(Exercise instructions): Output every line exactly as written. Leave out pictures.

(Dataset excerpt)
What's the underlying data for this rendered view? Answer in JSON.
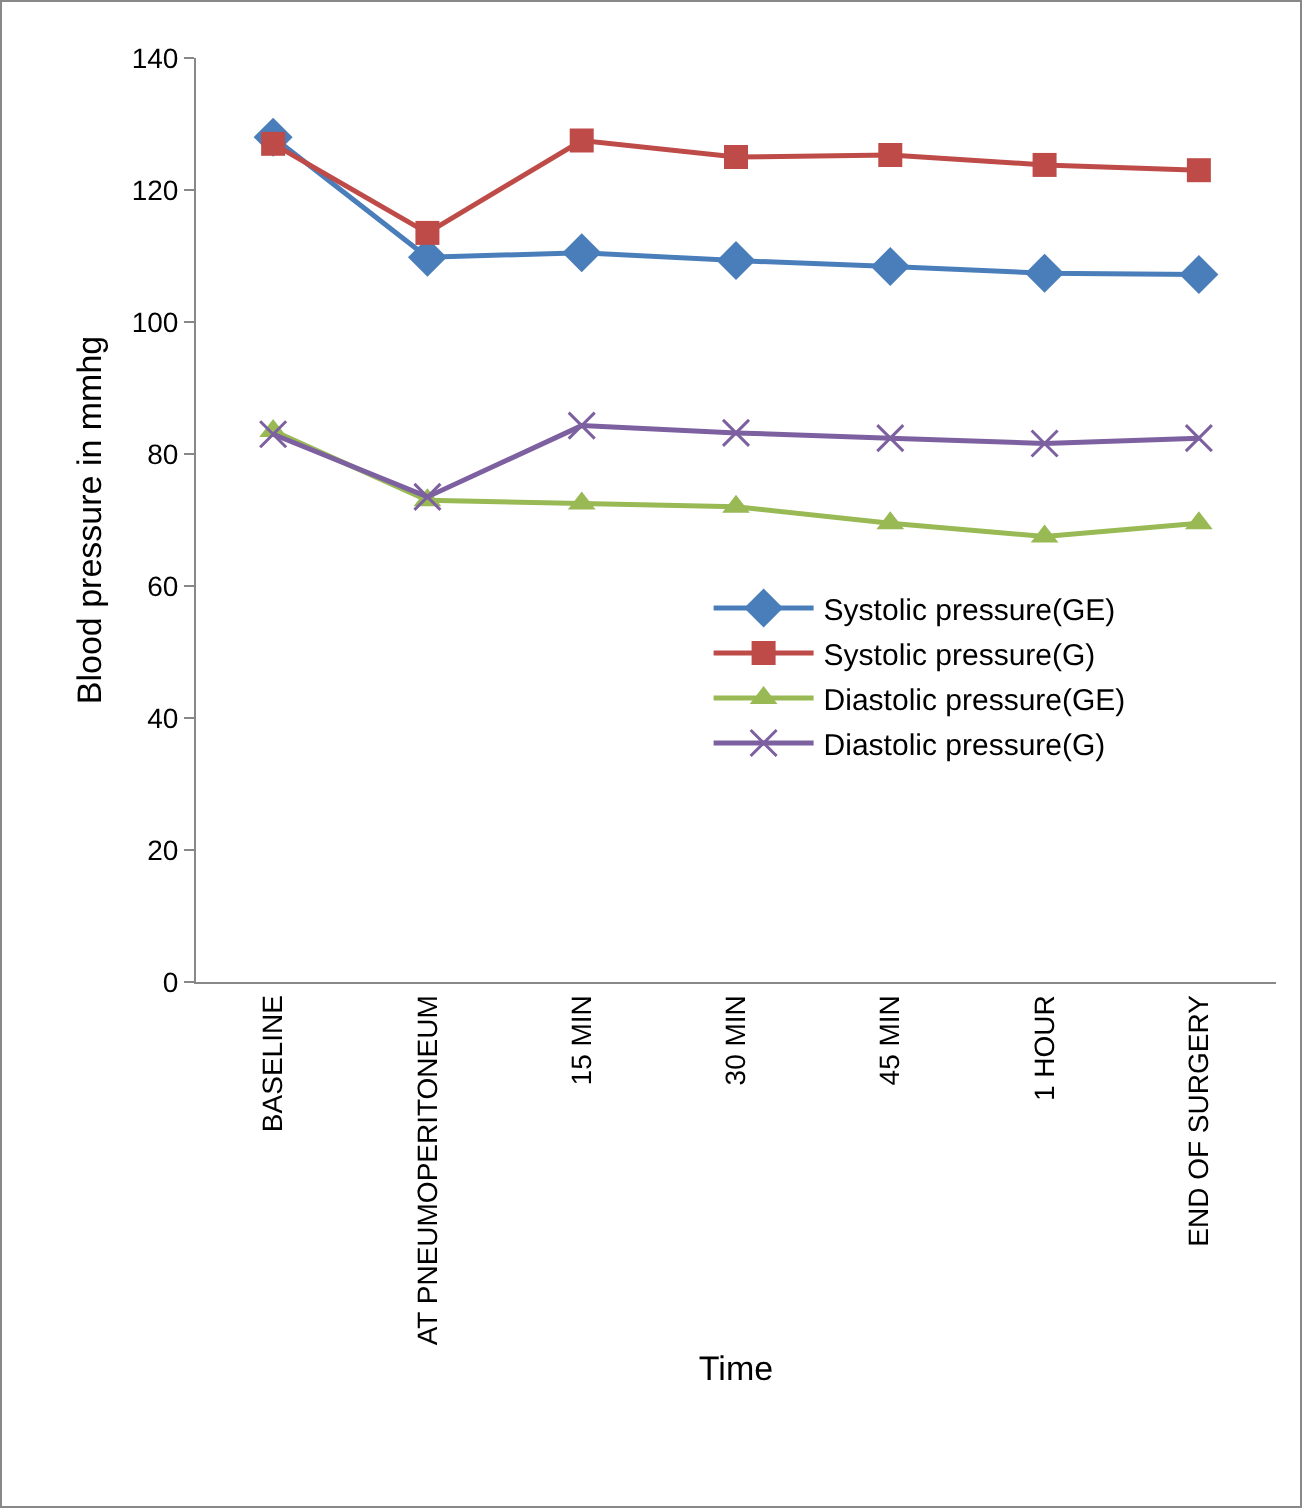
{
  "chart_data": {
    "type": "line",
    "xlabel": "Time",
    "ylabel": "Blood pressure in mmhg",
    "categories": [
      "BASELINE",
      "AT PNEUMOPERITONEUM",
      "15 MIN",
      "30 MIN",
      "45 MIN",
      "1 HOUR",
      "END OF SURGERY"
    ],
    "series": [
      {
        "name": "Systolic pressure(GE)",
        "color": "#4a7ebb",
        "marker": "diamond",
        "values": [
          128,
          109.8,
          110.5,
          109.3,
          108.4,
          107.4,
          107.2
        ]
      },
      {
        "name": "Systolic pressure(G)",
        "color": "#be4b48",
        "marker": "square",
        "values": [
          127,
          113.5,
          127.5,
          125,
          125.3,
          123.8,
          123
        ]
      },
      {
        "name": "Diastolic pressure(GE)",
        "color": "#98b954",
        "marker": "triangle",
        "values": [
          83.5,
          73,
          72.5,
          72,
          69.5,
          67.5,
          69.5
        ]
      },
      {
        "name": "Diastolic pressure(G)",
        "color": "#7d60a0",
        "marker": "cross",
        "values": [
          83,
          73.5,
          84.3,
          83.2,
          82.4,
          81.6,
          82.4
        ]
      }
    ],
    "ylim": [
      0,
      140
    ],
    "yticks": [
      0,
      20,
      40,
      60,
      80,
      100,
      120,
      140
    ],
    "grid": false,
    "legend": "right",
    "line_style": "solid"
  }
}
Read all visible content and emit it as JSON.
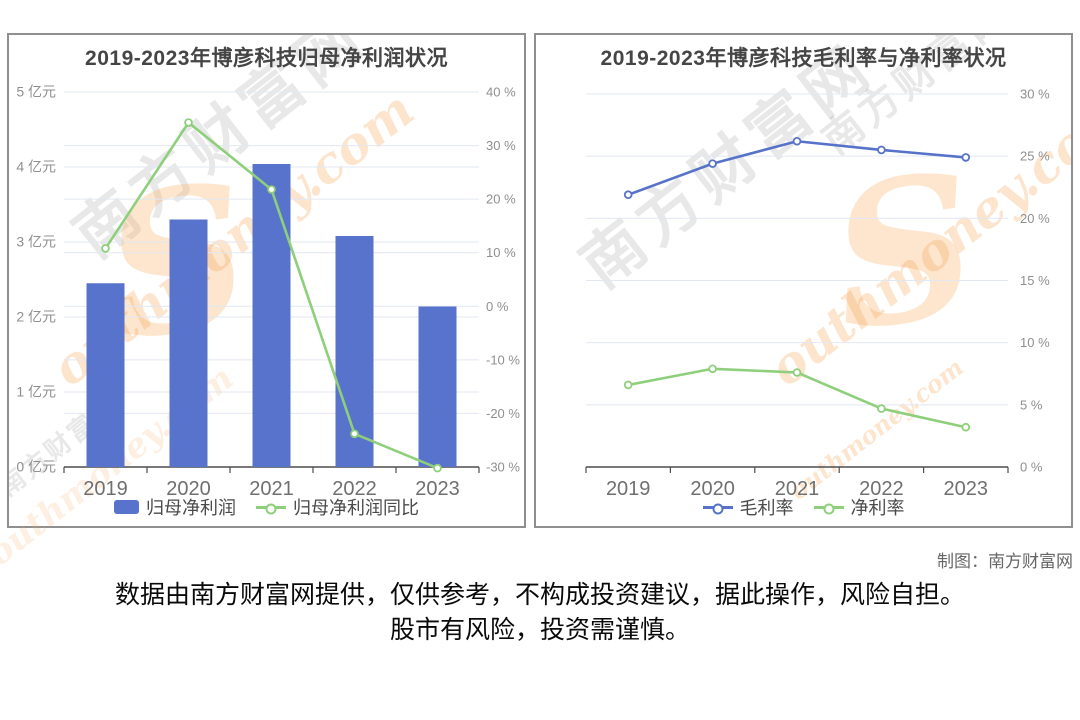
{
  "page": {
    "credit": "制图：南方财富网",
    "disclaimer": {
      "line1": "数据由南方财富网提供，仅供参考，不构成投资建议，据此操作，风险自担。",
      "line2": "股市有风险，投资需谨慎。"
    },
    "watermark": {
      "cn": "南方财富网",
      "en": "outhmoney.com",
      "s": "S"
    },
    "colors": {
      "bar_blue": "#5873cb",
      "line_green": "#8ecf7b",
      "line_blue": "#5672c9",
      "grid": "#e2e7f2",
      "axis": "#4d4d4d",
      "tick_label": "#8f8f8f",
      "x_label": "#6f6f6f",
      "title": "#454545"
    }
  },
  "chart_data": [
    {
      "type": "bar",
      "title": "2019-2023年博彦科技归母净利润状况",
      "categories": [
        "2019",
        "2020",
        "2021",
        "2022",
        "2023"
      ],
      "series": [
        {
          "name": "归母净利润",
          "kind": "bar",
          "axis": "left",
          "unit": "亿元",
          "values": [
            2.45,
            3.3,
            4.04,
            3.08,
            2.14
          ],
          "color": "#5873cb"
        },
        {
          "name": "归母净利润同比",
          "kind": "line",
          "axis": "right",
          "unit": "%",
          "values": [
            10.8,
            34.3,
            21.8,
            -23.8,
            -30.2
          ],
          "color": "#8ecf7b"
        }
      ],
      "left_axis": {
        "min": 0,
        "max": 5,
        "ticks": [
          "5 亿元",
          "4 亿元",
          "3 亿元",
          "2 亿元",
          "1 亿元",
          "0 亿元"
        ]
      },
      "right_axis": {
        "min": -30,
        "max": 40,
        "ticks": [
          "40 %",
          "30 %",
          "20 %",
          "10 %",
          "0 %",
          "-10 %",
          "-20 %",
          "-30 %"
        ]
      },
      "grid": true,
      "legend_position": "bottom"
    },
    {
      "type": "line",
      "title": "2019-2023年博彦科技毛利率与净利率状况",
      "categories": [
        "2019",
        "2020",
        "2021",
        "2022",
        "2023"
      ],
      "series": [
        {
          "name": "毛利率",
          "kind": "line",
          "axis": "right",
          "unit": "%",
          "values": [
            21.9,
            24.4,
            26.2,
            25.5,
            24.9
          ],
          "color": "#5672c9"
        },
        {
          "name": "净利率",
          "kind": "line",
          "axis": "right",
          "unit": "%",
          "values": [
            6.6,
            7.9,
            7.6,
            4.7,
            3.2
          ],
          "color": "#8ecf7b"
        }
      ],
      "right_axis": {
        "min": 0,
        "max": 30,
        "ticks": [
          "30 %",
          "25 %",
          "20 %",
          "15 %",
          "10 %",
          "5 %",
          "0 %"
        ]
      },
      "grid": true,
      "legend_position": "bottom"
    }
  ]
}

(Result of the exercise):
What's the underlying data for this rendered view? Answer in JSON.
{
  "chart_data": {
    "type": "line",
    "xlabel": "Time",
    "ylabel": "Blood pressure in mmhg",
    "categories": [
      "BASELINE",
      "AT PNEUMOPERITONEUM",
      "15 MIN",
      "30 MIN",
      "45 MIN",
      "1 HOUR",
      "END OF SURGERY"
    ],
    "series": [
      {
        "name": "Systolic pressure(GE)",
        "color": "#4a7ebb",
        "marker": "diamond",
        "values": [
          128,
          109.8,
          110.5,
          109.3,
          108.4,
          107.4,
          107.2
        ]
      },
      {
        "name": "Systolic pressure(G)",
        "color": "#be4b48",
        "marker": "square",
        "values": [
          127,
          113.5,
          127.5,
          125,
          125.3,
          123.8,
          123
        ]
      },
      {
        "name": "Diastolic pressure(GE)",
        "color": "#98b954",
        "marker": "triangle",
        "values": [
          83.5,
          73,
          72.5,
          72,
          69.5,
          67.5,
          69.5
        ]
      },
      {
        "name": "Diastolic pressure(G)",
        "color": "#7d60a0",
        "marker": "cross",
        "values": [
          83,
          73.5,
          84.3,
          83.2,
          82.4,
          81.6,
          82.4
        ]
      }
    ],
    "ylim": [
      0,
      140
    ],
    "yticks": [
      0,
      20,
      40,
      60,
      80,
      100,
      120,
      140
    ],
    "grid": false,
    "legend": "right",
    "line_style": "solid"
  }
}
Read all visible content and emit it as JSON.
{
  "page": {
    "credit": "制图：南方财富网",
    "disclaimer": {
      "line1": "数据由南方财富网提供，仅供参考，不构成投资建议，据此操作，风险自担。",
      "line2": "股市有风险，投资需谨慎。"
    },
    "watermark": {
      "cn": "南方财富网",
      "en": "outhmoney.com",
      "s": "S"
    },
    "colors": {
      "bar_blue": "#5873cb",
      "line_green": "#8ecf7b",
      "line_blue": "#5672c9",
      "grid": "#e2e7f2",
      "axis": "#4d4d4d",
      "tick_label": "#8f8f8f",
      "x_label": "#6f6f6f",
      "title": "#454545"
    }
  },
  "chart_data": [
    {
      "type": "bar",
      "title": "2019-2023年博彦科技归母净利润状况",
      "categories": [
        "2019",
        "2020",
        "2021",
        "2022",
        "2023"
      ],
      "series": [
        {
          "name": "归母净利润",
          "kind": "bar",
          "axis": "left",
          "unit": "亿元",
          "values": [
            2.45,
            3.3,
            4.04,
            3.08,
            2.14
          ],
          "color": "#5873cb"
        },
        {
          "name": "归母净利润同比",
          "kind": "line",
          "axis": "right",
          "unit": "%",
          "values": [
            10.8,
            34.3,
            21.8,
            -23.8,
            -30.2
          ],
          "color": "#8ecf7b"
        }
      ],
      "left_axis": {
        "min": 0,
        "max": 5,
        "ticks": [
          "5 亿元",
          "4 亿元",
          "3 亿元",
          "2 亿元",
          "1 亿元",
          "0 亿元"
        ]
      },
      "right_axis": {
        "min": -30,
        "max": 40,
        "ticks": [
          "40 %",
          "30 %",
          "20 %",
          "10 %",
          "0 %",
          "-10 %",
          "-20 %",
          "-30 %"
        ]
      },
      "grid": true,
      "legend_position": "bottom"
    },
    {
      "type": "line",
      "title": "2019-2023年博彦科技毛利率与净利率状况",
      "categories": [
        "2019",
        "2020",
        "2021",
        "2022",
        "2023"
      ],
      "series": [
        {
          "name": "毛利率",
          "kind": "line",
          "axis": "right",
          "unit": "%",
          "values": [
            21.9,
            24.4,
            26.2,
            25.5,
            24.9
          ],
          "color": "#5672c9"
        },
        {
          "name": "净利率",
          "kind": "line",
          "axis": "right",
          "unit": "%",
          "values": [
            6.6,
            7.9,
            7.6,
            4.7,
            3.2
          ],
          "color": "#8ecf7b"
        }
      ],
      "right_axis": {
        "min": 0,
        "max": 30,
        "ticks": [
          "30 %",
          "25 %",
          "20 %",
          "15 %",
          "10 %",
          "5 %",
          "0 %"
        ]
      },
      "grid": true,
      "legend_position": "bottom"
    }
  ]
}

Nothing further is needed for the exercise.